DATASET RECORDS

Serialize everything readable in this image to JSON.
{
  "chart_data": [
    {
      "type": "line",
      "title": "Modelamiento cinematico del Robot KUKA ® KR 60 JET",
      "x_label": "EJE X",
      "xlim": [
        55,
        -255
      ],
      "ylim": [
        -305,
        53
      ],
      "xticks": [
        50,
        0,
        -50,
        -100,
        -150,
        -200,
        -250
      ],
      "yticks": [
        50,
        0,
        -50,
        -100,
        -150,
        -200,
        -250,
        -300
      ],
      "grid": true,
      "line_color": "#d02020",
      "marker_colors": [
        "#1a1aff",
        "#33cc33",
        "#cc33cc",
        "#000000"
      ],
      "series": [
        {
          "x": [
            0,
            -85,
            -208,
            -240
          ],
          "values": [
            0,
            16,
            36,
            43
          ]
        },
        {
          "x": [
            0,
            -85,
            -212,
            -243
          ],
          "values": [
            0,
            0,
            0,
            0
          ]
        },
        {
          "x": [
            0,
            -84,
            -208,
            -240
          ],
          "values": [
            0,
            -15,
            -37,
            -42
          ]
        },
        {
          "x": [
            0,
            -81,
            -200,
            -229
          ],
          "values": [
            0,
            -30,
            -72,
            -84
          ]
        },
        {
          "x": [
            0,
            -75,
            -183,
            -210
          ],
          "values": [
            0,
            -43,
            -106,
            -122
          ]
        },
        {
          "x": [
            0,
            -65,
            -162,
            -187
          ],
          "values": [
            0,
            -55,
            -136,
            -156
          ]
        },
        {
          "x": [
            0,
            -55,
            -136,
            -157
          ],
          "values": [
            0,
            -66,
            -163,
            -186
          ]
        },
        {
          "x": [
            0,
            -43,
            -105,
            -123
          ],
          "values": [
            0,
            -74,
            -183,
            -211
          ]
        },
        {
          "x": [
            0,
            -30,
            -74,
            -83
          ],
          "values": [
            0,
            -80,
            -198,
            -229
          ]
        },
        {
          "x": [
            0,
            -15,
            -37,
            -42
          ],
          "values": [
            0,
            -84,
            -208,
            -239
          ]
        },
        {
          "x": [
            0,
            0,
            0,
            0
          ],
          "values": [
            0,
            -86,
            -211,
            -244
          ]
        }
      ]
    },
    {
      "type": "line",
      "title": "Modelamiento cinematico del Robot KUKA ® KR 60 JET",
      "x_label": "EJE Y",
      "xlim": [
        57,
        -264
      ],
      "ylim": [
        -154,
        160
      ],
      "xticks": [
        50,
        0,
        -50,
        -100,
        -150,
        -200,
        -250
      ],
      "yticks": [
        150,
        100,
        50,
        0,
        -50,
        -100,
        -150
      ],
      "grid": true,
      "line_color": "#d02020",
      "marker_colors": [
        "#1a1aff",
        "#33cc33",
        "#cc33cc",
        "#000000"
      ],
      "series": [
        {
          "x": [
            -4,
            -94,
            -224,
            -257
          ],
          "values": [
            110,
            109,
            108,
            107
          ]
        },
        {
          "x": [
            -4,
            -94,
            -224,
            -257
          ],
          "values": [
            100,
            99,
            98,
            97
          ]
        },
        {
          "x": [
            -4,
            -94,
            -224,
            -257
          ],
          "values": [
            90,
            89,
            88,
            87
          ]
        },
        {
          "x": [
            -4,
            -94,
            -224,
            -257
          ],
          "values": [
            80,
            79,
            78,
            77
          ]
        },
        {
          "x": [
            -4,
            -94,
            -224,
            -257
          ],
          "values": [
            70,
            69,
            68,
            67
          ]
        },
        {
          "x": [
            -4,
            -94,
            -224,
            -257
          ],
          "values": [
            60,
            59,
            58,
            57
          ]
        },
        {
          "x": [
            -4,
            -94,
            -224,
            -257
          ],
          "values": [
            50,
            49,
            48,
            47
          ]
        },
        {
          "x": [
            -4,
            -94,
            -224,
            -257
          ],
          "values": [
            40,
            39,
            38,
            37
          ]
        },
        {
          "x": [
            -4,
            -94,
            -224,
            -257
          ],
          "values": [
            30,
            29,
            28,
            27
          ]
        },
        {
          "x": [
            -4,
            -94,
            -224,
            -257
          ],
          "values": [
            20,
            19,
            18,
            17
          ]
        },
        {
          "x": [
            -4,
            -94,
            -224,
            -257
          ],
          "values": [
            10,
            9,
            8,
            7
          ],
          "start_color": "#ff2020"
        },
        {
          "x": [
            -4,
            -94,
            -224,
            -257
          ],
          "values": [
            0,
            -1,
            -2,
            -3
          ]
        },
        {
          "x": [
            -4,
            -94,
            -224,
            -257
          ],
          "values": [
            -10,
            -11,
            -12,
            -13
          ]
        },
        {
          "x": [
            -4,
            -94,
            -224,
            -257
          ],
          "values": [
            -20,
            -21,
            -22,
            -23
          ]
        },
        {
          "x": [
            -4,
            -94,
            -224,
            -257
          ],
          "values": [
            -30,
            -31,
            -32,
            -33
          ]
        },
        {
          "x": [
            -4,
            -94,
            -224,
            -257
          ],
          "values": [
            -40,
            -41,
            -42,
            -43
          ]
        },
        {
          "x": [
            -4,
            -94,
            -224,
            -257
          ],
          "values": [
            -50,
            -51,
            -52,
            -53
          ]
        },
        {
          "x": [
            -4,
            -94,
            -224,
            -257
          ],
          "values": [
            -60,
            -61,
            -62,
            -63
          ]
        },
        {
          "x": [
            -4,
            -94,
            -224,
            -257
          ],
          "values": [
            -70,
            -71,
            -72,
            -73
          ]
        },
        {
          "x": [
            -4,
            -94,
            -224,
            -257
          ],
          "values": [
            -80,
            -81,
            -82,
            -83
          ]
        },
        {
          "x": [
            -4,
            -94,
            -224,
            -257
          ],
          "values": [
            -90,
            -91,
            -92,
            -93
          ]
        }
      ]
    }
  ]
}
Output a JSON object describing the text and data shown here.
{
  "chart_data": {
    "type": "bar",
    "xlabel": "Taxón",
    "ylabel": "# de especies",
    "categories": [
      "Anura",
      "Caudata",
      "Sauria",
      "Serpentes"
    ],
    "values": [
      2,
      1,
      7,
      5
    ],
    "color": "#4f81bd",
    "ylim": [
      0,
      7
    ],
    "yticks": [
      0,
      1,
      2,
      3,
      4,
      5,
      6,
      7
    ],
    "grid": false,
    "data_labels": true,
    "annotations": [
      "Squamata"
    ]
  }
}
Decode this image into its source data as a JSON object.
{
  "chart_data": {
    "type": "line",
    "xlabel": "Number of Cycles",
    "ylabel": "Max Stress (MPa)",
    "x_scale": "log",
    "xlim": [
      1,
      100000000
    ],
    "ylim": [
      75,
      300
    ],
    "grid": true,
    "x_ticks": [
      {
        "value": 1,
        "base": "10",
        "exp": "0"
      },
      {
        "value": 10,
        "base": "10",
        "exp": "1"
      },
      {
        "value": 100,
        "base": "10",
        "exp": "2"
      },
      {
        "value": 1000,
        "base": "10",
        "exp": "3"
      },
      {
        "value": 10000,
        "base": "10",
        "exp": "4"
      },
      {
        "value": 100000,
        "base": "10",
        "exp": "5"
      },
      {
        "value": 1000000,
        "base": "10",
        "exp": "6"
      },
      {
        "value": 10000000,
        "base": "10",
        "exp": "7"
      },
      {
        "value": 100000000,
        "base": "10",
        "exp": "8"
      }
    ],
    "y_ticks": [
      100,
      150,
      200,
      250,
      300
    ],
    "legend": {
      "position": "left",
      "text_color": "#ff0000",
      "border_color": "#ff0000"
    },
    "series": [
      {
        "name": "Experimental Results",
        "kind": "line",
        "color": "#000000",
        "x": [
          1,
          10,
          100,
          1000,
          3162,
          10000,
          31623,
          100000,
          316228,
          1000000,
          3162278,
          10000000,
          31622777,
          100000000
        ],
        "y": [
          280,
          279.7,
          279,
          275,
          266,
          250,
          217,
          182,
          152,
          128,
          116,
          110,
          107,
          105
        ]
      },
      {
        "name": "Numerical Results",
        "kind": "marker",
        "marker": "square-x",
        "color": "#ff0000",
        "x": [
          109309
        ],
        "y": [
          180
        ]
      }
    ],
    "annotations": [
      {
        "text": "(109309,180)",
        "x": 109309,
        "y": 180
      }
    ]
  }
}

TO BE DONE
Give the number of lines containing the word "this". No other answer is needed.

THE RESULT
2